Again, who would choose to pay you to write non-exclusive library tracks? As I said above, I certainly would never do that if I ran a library.

Jay, you've lost me... I tried to understand by asking a few questions but you're avoiding them, so I'm not sure what you're after.

rgames


----------



## musicformedia (May 30, 2014)

Just a quick note here to say this deal is completely commonplace (bar the small % change). Nothing to see here folks. This is totally normal - people complaining here are just moaning for the sake of it.


----------



## sleepingtiger (May 30, 2014)

I, for one, am grateful to Jeff for sharing this information. Thank you, Jeff!


----------



## Stephen Rees (May 30, 2014)

Very cool of you to pass this along Riff. Musicians Helping Musicians. Hurrah!

I am not looking for this kind of work at the moment but if I was I would be in touch for sure.

Hope its a big success for anyone that has a go 

FWIW I started with a library that had no track record and no placement history. We all have to start somewhere, and by a quirk of fate (or rather the no doubt great work of the library founder) my tracks ended up in Extreme.

You never know what will come from an opportunity like this.


----------



## Ed (May 30, 2014)

Heh, I know what library this must be associated with, with the 40% licence fee . I don't know how well they are doing in the TV market with this new library but it's really really big name company (assuming I know which is being referred to) so it's possible for it to do very well. Hopefully they will be smart enough to still be very picky about what goes in even if its nonexclusive or they risk losing the assumption of quality by producers.

40% isn't bad necessarily. I write for a lib that gives 50% however it runs through a distributor which first takes 50% and then what's left is split with the library and the composer. So technically what sounds like 50% is really only 25% of the fee charged to the customer. So it is worth considering how the library works and it's distribution methods and popularity rather than just looking purely at the numbers. Also don't forget that if a licence fee is great or more than typical libraries you'll potentially be earning more than someone on 50% or more, but on the other hand they may get a lot more licences that while being much cheaper results in more money. All this should be fairly self explanatory but I say it anyway just in case someone hasn't considered it.


----------



## Mike Marino (May 30, 2014)

Thanks for sharing the information, Jeff. Really appreciate it!

- Mike


----------

- **Supplied information**
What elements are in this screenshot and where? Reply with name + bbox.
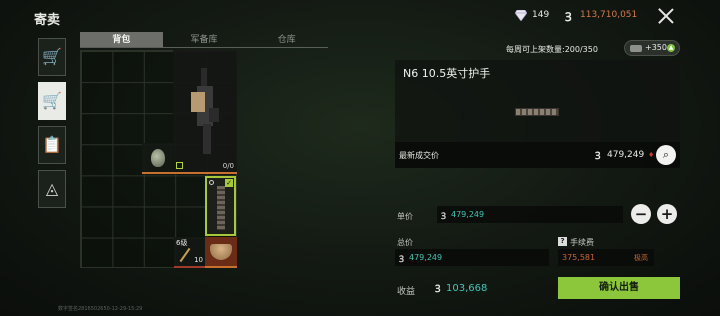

- **What is asked**
A. According to Ed's post in the forum thread, what share of the customer's fee does his "50%" library deal actually pay him?
B. Reproduce the part of the forum thread that begins at the words "Again, who would" and stops after "what you're after.".

- **Answers in order**
A. Only 25% of the fee charged to the customer.

B.
Again, who would choose to pay you to write non-exclusive library tracks? As I said above, I certainly would never do that if I ran a library.

Jay, you've lost me... I tried to understand by asking a few questions but you're avoiding them, so I'm not sure what you're after.